§ **REQUIREMENT**: Every entry needs to be printed exactly, please.

+++ INPUT FOR THIS TASK +++

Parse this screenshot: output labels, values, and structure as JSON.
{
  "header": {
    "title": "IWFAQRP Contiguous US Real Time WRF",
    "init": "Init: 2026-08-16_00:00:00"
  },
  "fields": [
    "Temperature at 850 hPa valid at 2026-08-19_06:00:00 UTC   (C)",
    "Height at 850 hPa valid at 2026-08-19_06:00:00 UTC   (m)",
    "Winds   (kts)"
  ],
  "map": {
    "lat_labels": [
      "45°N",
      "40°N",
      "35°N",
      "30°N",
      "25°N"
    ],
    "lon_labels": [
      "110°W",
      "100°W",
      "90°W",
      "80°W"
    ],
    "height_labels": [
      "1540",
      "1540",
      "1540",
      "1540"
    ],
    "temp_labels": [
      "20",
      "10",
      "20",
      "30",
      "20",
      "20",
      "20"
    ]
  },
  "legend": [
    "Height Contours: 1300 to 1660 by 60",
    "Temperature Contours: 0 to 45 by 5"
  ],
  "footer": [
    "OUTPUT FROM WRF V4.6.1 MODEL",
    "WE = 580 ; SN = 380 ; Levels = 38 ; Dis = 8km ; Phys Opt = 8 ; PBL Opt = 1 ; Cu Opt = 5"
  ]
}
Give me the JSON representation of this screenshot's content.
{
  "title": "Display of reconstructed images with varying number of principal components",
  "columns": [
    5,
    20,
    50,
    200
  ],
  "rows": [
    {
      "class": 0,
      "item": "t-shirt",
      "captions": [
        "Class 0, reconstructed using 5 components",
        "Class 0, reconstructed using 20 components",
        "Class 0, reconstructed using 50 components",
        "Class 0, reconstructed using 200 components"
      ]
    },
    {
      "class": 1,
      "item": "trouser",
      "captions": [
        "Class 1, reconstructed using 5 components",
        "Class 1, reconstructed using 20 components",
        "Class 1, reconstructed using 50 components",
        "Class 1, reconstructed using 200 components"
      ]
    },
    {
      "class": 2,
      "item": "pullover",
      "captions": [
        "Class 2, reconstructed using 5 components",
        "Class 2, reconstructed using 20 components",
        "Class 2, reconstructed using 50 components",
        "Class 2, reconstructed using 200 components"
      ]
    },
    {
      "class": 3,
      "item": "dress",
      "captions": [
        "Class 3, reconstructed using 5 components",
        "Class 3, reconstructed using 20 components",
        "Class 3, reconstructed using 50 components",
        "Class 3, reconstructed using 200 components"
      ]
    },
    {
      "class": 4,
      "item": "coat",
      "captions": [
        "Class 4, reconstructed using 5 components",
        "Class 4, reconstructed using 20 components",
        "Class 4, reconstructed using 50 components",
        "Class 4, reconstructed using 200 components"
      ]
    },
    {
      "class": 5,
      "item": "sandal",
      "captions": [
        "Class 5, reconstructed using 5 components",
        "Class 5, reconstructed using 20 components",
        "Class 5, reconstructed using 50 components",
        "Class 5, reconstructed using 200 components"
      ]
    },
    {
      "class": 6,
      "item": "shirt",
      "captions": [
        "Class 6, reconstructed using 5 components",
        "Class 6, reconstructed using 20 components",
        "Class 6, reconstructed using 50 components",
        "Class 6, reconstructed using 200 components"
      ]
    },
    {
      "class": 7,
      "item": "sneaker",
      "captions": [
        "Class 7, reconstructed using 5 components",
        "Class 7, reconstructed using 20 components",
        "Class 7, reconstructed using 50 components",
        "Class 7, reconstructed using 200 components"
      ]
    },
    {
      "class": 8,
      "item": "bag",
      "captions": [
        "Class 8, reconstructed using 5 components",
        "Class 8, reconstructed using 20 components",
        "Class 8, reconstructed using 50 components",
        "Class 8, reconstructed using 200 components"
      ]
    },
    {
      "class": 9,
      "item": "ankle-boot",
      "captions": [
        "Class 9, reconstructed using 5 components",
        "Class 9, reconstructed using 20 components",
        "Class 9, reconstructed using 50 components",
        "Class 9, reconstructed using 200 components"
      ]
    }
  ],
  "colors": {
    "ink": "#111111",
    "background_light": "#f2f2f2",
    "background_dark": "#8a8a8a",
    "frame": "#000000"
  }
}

+++

§ **TASK RESULT**:
Parse this screenshot: output labels, values, and structure as JSON.
{
  "header": {
    "title": "IWFAQRP Contiguous US Real Time WRF",
    "init": "Init: 2026-08-16_00:00:00"
  },
  "fields": [
    "Temperature at 850 hPa valid at 2026-08-19_06:00:00 UTC   (C)",
    "Height at 850 hPa valid at 2026-08-19_06:00:00 UTC   (m)",
    "Winds   (kts)"
  ],
  "map": {
    "lat_labels": [
      "45°N",
      "40°N",
      "35°N",
      "30°N",
      "25°N"
    ],
    "lon_labels": [
      "110°W",
      "100°W",
      "90°W",
      "80°W"
    ],
    "height_labels": [
      "1540",
      "1540",
      "1540",
      "1540"
    ],
    "temp_labels": [
      "20",
      "10",
      "20",
      "30",
      "20",
      "20",
      "20"
    ]
  },
  "legend": [
    "Height Contours: 1300 to 1660 by 60",
    "Temperature Contours: 0 to 45 by 5"
  ],
  "footer": [
    "OUTPUT FROM WRF V4.6.1 MODEL",
    "WE = 580 ; SN = 380 ; Levels = 38 ; Dis = 8km ; Phys Opt = 8 ; PBL Opt = 1 ; Cu Opt = 5"
  ]
}
Give me the JSON representation of this screenshot's content.
{
  "title": "Display of reconstructed images with varying number of principal components",
  "columns": [
    5,
    20,
    50,
    200
  ],
  "rows": [
    {
      "class": 0,
      "item": "t-shirt",
      "captions": [
        "Class 0, reconstructed using 5 components",
        "Class 0, reconstructed using 20 components",
        "Class 0, reconstructed using 50 components",
        "Class 0, reconstructed using 200 components"
      ]
    },
    {
      "class": 1,
      "item": "trouser",
      "captions": [
        "Class 1, reconstructed using 5 components",
        "Class 1, reconstructed using 20 components",
        "Class 1, reconstructed using 50 components",
        "Class 1, reconstructed using 200 components"
      ]
    },
    {
      "class": 2,
      "item": "pullover",
      "captions": [
        "Class 2, reconstructed using 5 components",
        "Class 2, reconstructed using 20 components",
        "Class 2, reconstructed using 50 components",
        "Class 2, reconstructed using 200 components"
      ]
    },
    {
      "class": 3,
      "item": "dress",
      "captions": [
        "Class 3, reconstructed using 5 components",
        "Class 3, reconstructed using 20 components",
        "Class 3, reconstructed using 50 components",
        "Class 3, reconstructed using 200 components"
      ]
    },
    {
      "class": 4,
      "item": "coat",
      "captions": [
        "Class 4, reconstructed using 5 components",
        "Class 4, reconstructed using 20 components",
        "Class 4, reconstructed using 50 components",
        "Class 4, reconstructed using 200 components"
      ]
    },
    {
      "class": 5,
      "item": "sandal",
      "captions": [
        "Class 5, reconstructed using 5 components",
        "Class 5, reconstructed using 20 components",
        "Class 5, reconstructed using 50 components",
        "Class 5, reconstructed using 200 components"
      ]
    },
    {
      "class": 6,
      "item": "shirt",
      "captions": [
        "Class 6, reconstructed using 5 components",
        "Class 6, reconstructed using 20 components",
        "Class 6, reconstructed using 50 components",
        "Class 6, reconstructed using 200 components"
      ]
    },
    {
      "class": 7,
      "item": "sneaker",
      "captions": [
        "Class 7, reconstructed using 5 components",
        "Class 7, reconstructed using 20 components",
        "Class 7, reconstructed using 50 components",
        "Class 7, reconstructed using 200 components"
      ]
    },
    {
      "class": 8,
      "item": "bag",
      "captions": [
        "Class 8, reconstructed using 5 components",
        "Class 8, reconstructed using 20 components",
        "Class 8, reconstructed using 50 components",
        "Class 8, reconstructed using 200 components"
      ]
    },
    {
      "class": 9,
      "item": "ankle-boot",
      "captions": [
        "Class 9, reconstructed using 5 components",
        "Class 9, reconstructed using 20 components",
        "Class 9, reconstructed using 50 components",
        "Class 9, reconstructed using 200 components"
      ]
    }
  ],
  "colors": {
    "ink": "#111111",
    "background_light": "#f2f2f2",
    "background_dark": "#8a8a8a",
    "frame": "#000000"
  }
}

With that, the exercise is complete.